>> begin DATASET EXTRACT

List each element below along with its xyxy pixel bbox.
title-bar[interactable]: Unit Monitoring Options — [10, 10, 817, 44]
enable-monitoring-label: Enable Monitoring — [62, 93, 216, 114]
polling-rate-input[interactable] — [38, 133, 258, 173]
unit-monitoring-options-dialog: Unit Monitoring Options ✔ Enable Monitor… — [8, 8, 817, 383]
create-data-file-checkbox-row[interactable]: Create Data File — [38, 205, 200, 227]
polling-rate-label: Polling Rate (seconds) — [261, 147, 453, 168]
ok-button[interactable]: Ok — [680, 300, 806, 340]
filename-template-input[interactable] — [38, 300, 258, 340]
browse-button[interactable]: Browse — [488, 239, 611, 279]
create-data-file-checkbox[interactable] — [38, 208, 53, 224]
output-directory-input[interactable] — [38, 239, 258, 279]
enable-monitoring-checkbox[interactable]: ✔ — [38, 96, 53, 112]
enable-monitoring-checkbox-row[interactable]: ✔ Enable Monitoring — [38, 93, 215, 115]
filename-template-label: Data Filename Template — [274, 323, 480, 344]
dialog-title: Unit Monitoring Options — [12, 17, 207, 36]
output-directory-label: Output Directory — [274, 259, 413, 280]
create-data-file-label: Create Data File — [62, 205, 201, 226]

>> end DATASET EXTRACT

- DESCRIPTION OF THE TASK -
Could you write out these lines again, swapping every "Polling Rate" for "Refresh Interval" and leaving everything else in the material unchanged?

- RESULT OF THIS EXERCISE -
List each element below along with its xyxy pixel bbox.
title-bar[interactable]: Unit Monitoring Options — [10, 10, 817, 44]
enable-monitoring-label: Enable Monitoring — [62, 93, 216, 114]
polling-rate-input[interactable] — [38, 133, 258, 173]
unit-monitoring-options-dialog: Unit Monitoring Options ✔ Enable Monitor… — [8, 8, 817, 383]
create-data-file-checkbox-row[interactable]: Create Data File — [38, 205, 200, 227]
polling-rate-label: Refresh Interval (seconds) — [261, 147, 453, 168]
ok-button[interactable]: Ok — [680, 300, 806, 340]
filename-template-input[interactable] — [38, 300, 258, 340]
browse-button[interactable]: Browse — [488, 239, 611, 279]
create-data-file-checkbox[interactable] — [38, 208, 53, 224]
output-directory-input[interactable] — [38, 239, 258, 279]
enable-monitoring-checkbox[interactable]: ✔ — [38, 96, 53, 112]
enable-monitoring-checkbox-row[interactable]: ✔ Enable Monitoring — [38, 93, 215, 115]
filename-template-label: Data Filename Template — [274, 323, 480, 344]
dialog-title: Unit Monitoring Options — [12, 17, 207, 36]
output-directory-label: Output Directory — [274, 259, 413, 280]
create-data-file-label: Create Data File — [62, 205, 201, 226]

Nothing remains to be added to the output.